#### EXERCISE DETAILS
Your task is to return, word for word, only the lines from the line with "Give me the" through the close of the data. Exclude all pictures.
§ §
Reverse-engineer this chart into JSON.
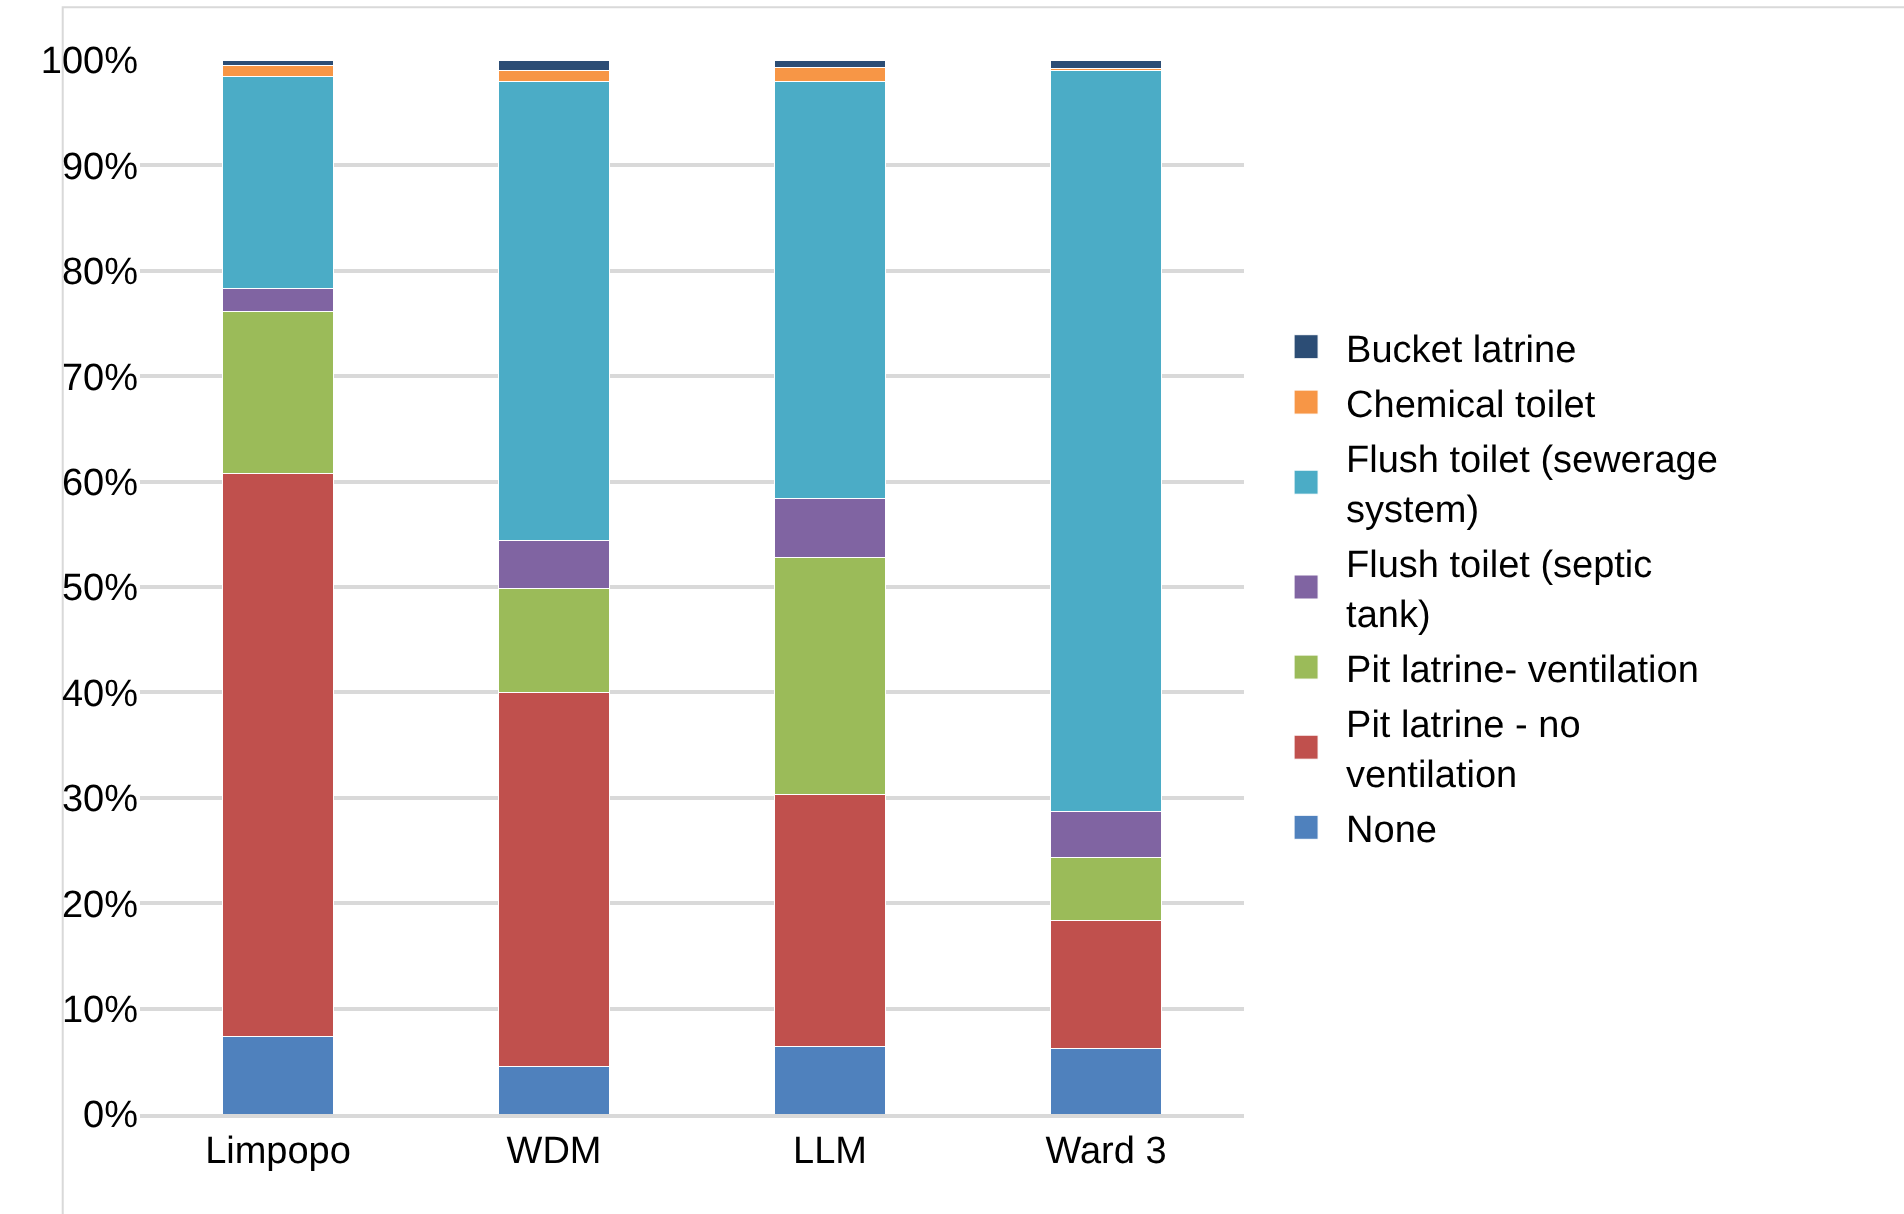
{
  "chart_data": {
    "type": "bar",
    "stacked": true,
    "categories": [
      "Limpopo",
      "WDM",
      "LLM",
      "Ward 3"
    ],
    "series": [
      {
        "name": "None",
        "color": "#4f81bd",
        "values": [
          7.4,
          4.5,
          6.4,
          6.2
        ]
      },
      {
        "name": "Pit latrine - no ventilation",
        "color": "#c0504d",
        "values": [
          53.4,
          35.5,
          23.9,
          12.2
        ]
      },
      {
        "name": "Pit latrine- ventilation",
        "color": "#9bbb59",
        "values": [
          15.3,
          9.9,
          22.5,
          5.9
        ]
      },
      {
        "name": "Flush toilet (septic tank)",
        "color": "#8064a2",
        "values": [
          2.2,
          4.5,
          5.6,
          4.4
        ]
      },
      {
        "name": "Flush toilet (sewerage system)",
        "color": "#4bacc6",
        "values": [
          20.1,
          43.6,
          39.6,
          70.3
        ]
      },
      {
        "name": "Chemical toilet",
        "color": "#f79646",
        "values": [
          1.1,
          1.0,
          1.3,
          0.2
        ]
      },
      {
        "name": "Bucket latrine",
        "color": "#2c4d75",
        "values": [
          0.5,
          1.0,
          0.7,
          0.8
        ]
      }
    ],
    "ylim": [
      0,
      100
    ],
    "yticks": [
      {
        "value": 0,
        "label": "0%"
      },
      {
        "value": 10,
        "label": "10%"
      },
      {
        "value": 20,
        "label": "20%"
      },
      {
        "value": 30,
        "label": "30%"
      },
      {
        "value": 40,
        "label": "40%"
      },
      {
        "value": 50,
        "label": "50%"
      },
      {
        "value": 60,
        "label": "60%"
      },
      {
        "value": 70,
        "label": "70%"
      },
      {
        "value": 80,
        "label": "80%"
      },
      {
        "value": 90,
        "label": "90%"
      },
      {
        "value": 100,
        "label": "100%"
      }
    ],
    "grid": "y",
    "legend": "right"
  }
}
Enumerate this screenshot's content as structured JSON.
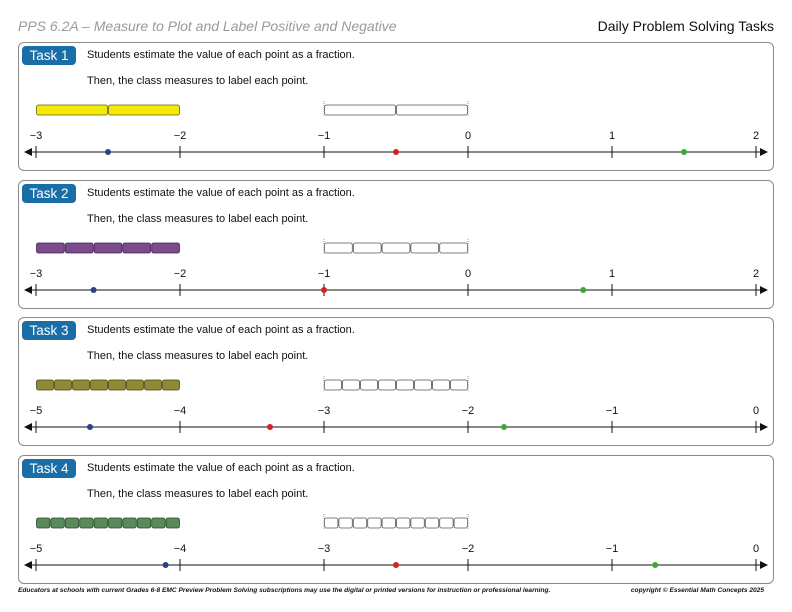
{
  "header": {
    "title": "PPS 6.2A – Measure to Plot and Label Positive and Negative",
    "right_title": "Daily Problem Solving Tasks"
  },
  "tasks": [
    {
      "label": "Task 1",
      "line1": "Students estimate the value of each point as a fraction.",
      "line2": "Then, the class measures to label each point.",
      "tick_labels": [
        "−3",
        "−2",
        "−1",
        "0",
        "1",
        "2"
      ],
      "ticks": [
        -3,
        -2,
        -1,
        0,
        1,
        2
      ],
      "range": [
        -3,
        2
      ],
      "denominator": 2,
      "bar_color": "#f2e80a",
      "bar_stroke": "#6b6600",
      "points": [
        {
          "value": -2.5,
          "color": "#2b3f8f"
        },
        {
          "value": -0.5,
          "color": "#d42020"
        },
        {
          "value": 1.5,
          "color": "#3aaa35"
        }
      ]
    },
    {
      "label": "Task 2",
      "line1": "Students estimate the value of each point as a fraction.",
      "line2": "Then, the class measures to label each point.",
      "tick_labels": [
        "−3",
        "−2",
        "−1",
        "0",
        "1",
        "2"
      ],
      "ticks": [
        -3,
        -2,
        -1,
        0,
        1,
        2
      ],
      "range": [
        -3,
        2
      ],
      "denominator": 5,
      "bar_color": "#7b4b8e",
      "bar_stroke": "#3f2250",
      "points": [
        {
          "value": -2.6,
          "color": "#2b3f8f"
        },
        {
          "value": -1,
          "color": "#d42020"
        },
        {
          "value": 0.8,
          "color": "#3aaa35"
        }
      ]
    },
    {
      "label": "Task 3",
      "line1": "Students estimate the value of each point as a fraction.",
      "line2": "Then, the class measures to label each point.",
      "tick_labels": [
        "−5",
        "−4",
        "−3",
        "−2",
        "−1",
        "0"
      ],
      "ticks": [
        -5,
        -4,
        -3,
        -2,
        -1,
        0
      ],
      "range": [
        -5,
        0
      ],
      "denominator": 8,
      "bar_color": "#8f8a35",
      "bar_stroke": "#4a4715",
      "points": [
        {
          "value": -4.625,
          "color": "#2b3f8f"
        },
        {
          "value": -3.375,
          "color": "#d42020"
        },
        {
          "value": -1.75,
          "color": "#3aaa35"
        }
      ]
    },
    {
      "label": "Task 4",
      "line1": "Students estimate the value of each point as a fraction.",
      "line2": "Then, the class measures to label each point.",
      "tick_labels": [
        "−5",
        "−4",
        "−3",
        "−2",
        "−1",
        "0"
      ],
      "ticks": [
        -5,
        -4,
        -3,
        -2,
        -1,
        0
      ],
      "range": [
        -5,
        0
      ],
      "denominator": 10,
      "bar_color": "#5a8a5a",
      "bar_stroke": "#2c4a2c",
      "points": [
        {
          "value": -4.1,
          "color": "#2b3f8f"
        },
        {
          "value": -2.5,
          "color": "#d42020"
        },
        {
          "value": -0.7,
          "color": "#3aaa35"
        }
      ]
    }
  ],
  "footer": {
    "left": "Educators at schools with current Grades 6-8 EMC Preview Problem Solving subscriptions may use the digital or printed versions for instruction or professional learning.",
    "right": "copyright © Essential Math Concepts 2025"
  }
}
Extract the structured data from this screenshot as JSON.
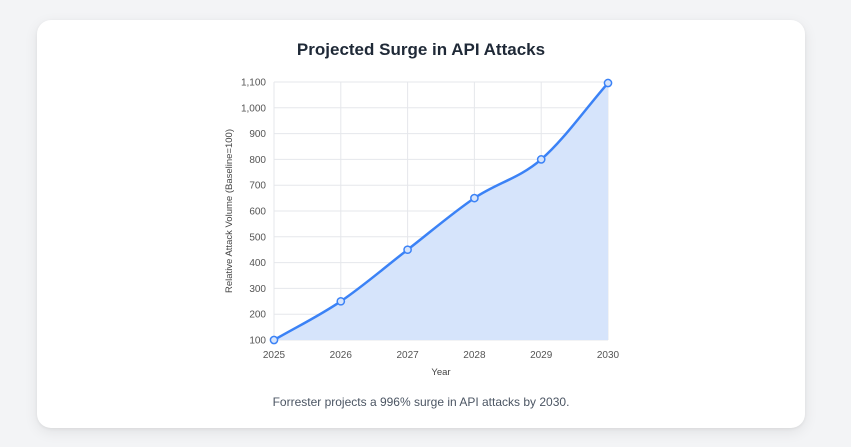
{
  "card": {
    "caption": "Forrester projects a 996% surge in API attacks by 2030."
  },
  "colors": {
    "line": "#3b82f6",
    "fill": "#d6e4fb",
    "grid": "#e5e7eb"
  },
  "chart_data": {
    "type": "area",
    "title": "Projected Surge in API Attacks",
    "xlabel": "Year",
    "ylabel": "Relative Attack Volume (Baseline=100)",
    "x": [
      "2025",
      "2026",
      "2027",
      "2028",
      "2029",
      "2030"
    ],
    "series": [
      {
        "values": [
          100,
          250,
          450,
          650,
          800,
          1096
        ]
      }
    ],
    "ylim": [
      100,
      1100
    ],
    "yticks": [
      100,
      200,
      300,
      400,
      500,
      600,
      700,
      800,
      900,
      1000,
      1100
    ],
    "ytick_labels": [
      "100",
      "200",
      "300",
      "400",
      "500",
      "600",
      "700",
      "800",
      "900",
      "1,000",
      "1,100"
    ],
    "grid": true,
    "legend": "none"
  }
}
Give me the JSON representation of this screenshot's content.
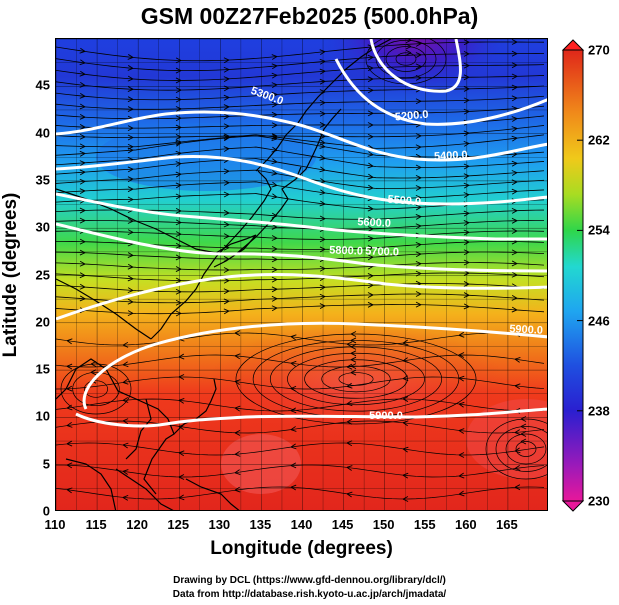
{
  "title": "GSM 00Z27Feb2025 (500.0hPa)",
  "x_axis": {
    "label": "Longitude (degrees)",
    "range": [
      110,
      170
    ],
    "ticks": [
      "110",
      "115",
      "120",
      "125",
      "130",
      "135",
      "140",
      "145",
      "150",
      "155",
      "160",
      "165"
    ]
  },
  "y_axis": {
    "label": "Latitude  (degrees)",
    "range": [
      0,
      50
    ],
    "ticks": [
      "0",
      "5",
      "10",
      "15",
      "20",
      "25",
      "30",
      "35",
      "40",
      "45"
    ]
  },
  "colorbar": {
    "range": [
      230,
      270
    ],
    "labels": [
      "270",
      "262",
      "254",
      "246",
      "238",
      "230"
    ],
    "colors": [
      "#d11fa8",
      "#6a0fb0",
      "#1a2fd8",
      "#1c8cf0",
      "#23d6e0",
      "#2fd65a",
      "#c8e01d",
      "#f6a51a",
      "#f05a1c",
      "#e01a1a"
    ]
  },
  "contours": [
    {
      "label": "5200.0"
    },
    {
      "label": "5300.0"
    },
    {
      "label": "5400.0"
    },
    {
      "label": "5500.0"
    },
    {
      "label": "5600.0"
    },
    {
      "label": "5700.0"
    },
    {
      "label": "5800.0"
    },
    {
      "label": "5900.0"
    },
    {
      "label": "5900.0"
    }
  ],
  "credits": [
    "Drawing by DCL (https://www.gfd-dennou.org/library/dcl/)",
    "Data from http://database.rish.kyoto-u.ac.jp/arch/jmadata/"
  ]
}
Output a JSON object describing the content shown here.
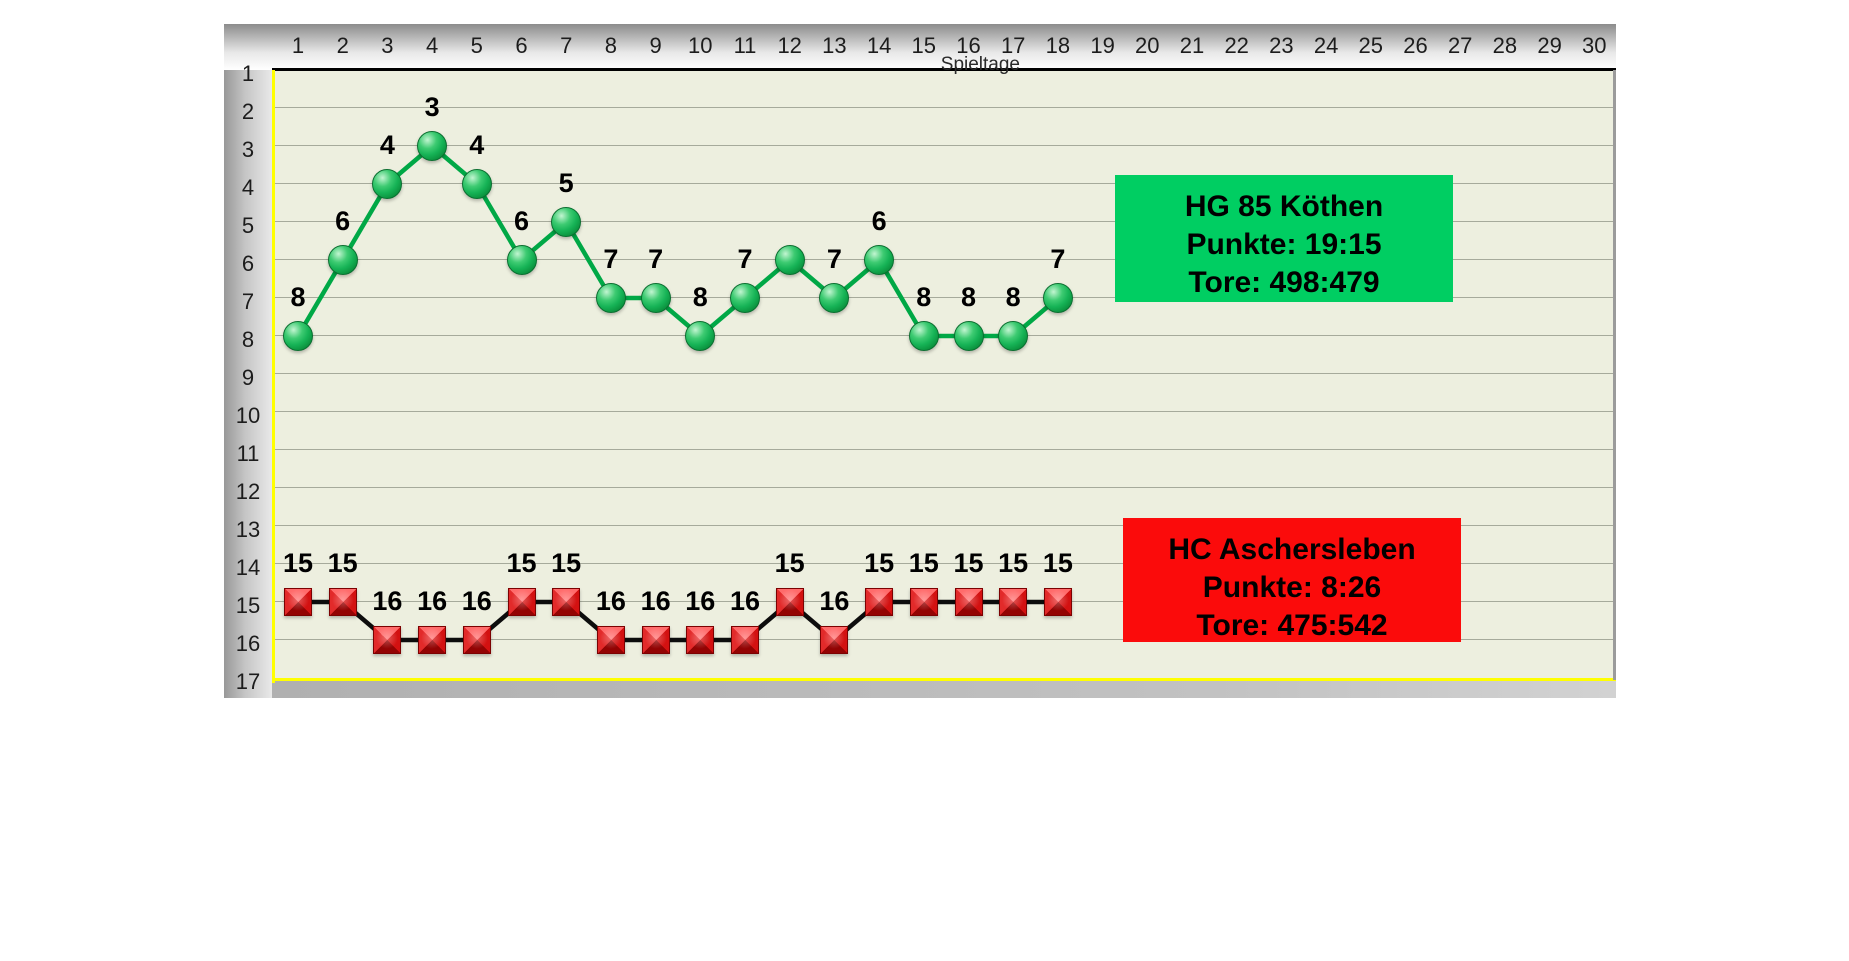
§ §
#### OUTPUT OF THE EXERCISE
Give me the JSON representation of this screenshot's content.
{
  "title": "GSM 00Z27Feb2025 (500.0hPa)",
  "x_axis": {
    "label": "Longitude (degrees)",
    "range": [
      110,
      170
    ],
    "ticks": [
      "110",
      "115",
      "120",
      "125",
      "130",
      "135",
      "140",
      "145",
      "150",
      "155",
      "160",
      "165"
    ]
  },
  "y_axis": {
    "label": "Latitude  (degrees)",
    "range": [
      0,
      50
    ],
    "ticks": [
      "0",
      "5",
      "10",
      "15",
      "20",
      "25",
      "30",
      "35",
      "40",
      "45"
    ]
  },
  "colorbar": {
    "range": [
      230,
      270
    ],
    "labels": [
      "270",
      "262",
      "254",
      "246",
      "238",
      "230"
    ],
    "colors": [
      "#d11fa8",
      "#6a0fb0",
      "#1a2fd8",
      "#1c8cf0",
      "#23d6e0",
      "#2fd65a",
      "#c8e01d",
      "#f6a51a",
      "#f05a1c",
      "#e01a1a"
    ]
  },
  "contours": [
    {
      "label": "5200.0"
    },
    {
      "label": "5300.0"
    },
    {
      "label": "5400.0"
    },
    {
      "label": "5500.0"
    },
    {
      "label": "5600.0"
    },
    {
      "label": "5700.0"
    },
    {
      "label": "5800.0"
    },
    {
      "label": "5900.0"
    },
    {
      "label": "5900.0"
    }
  ],
  "credits": [
    "Drawing by DCL (https://www.gfd-dennou.org/library/dcl/)",
    "Data from http://database.rish.kyoto-u.ac.jp/arch/jmadata/"
  ]
}
Output a JSON object describing the content shown here.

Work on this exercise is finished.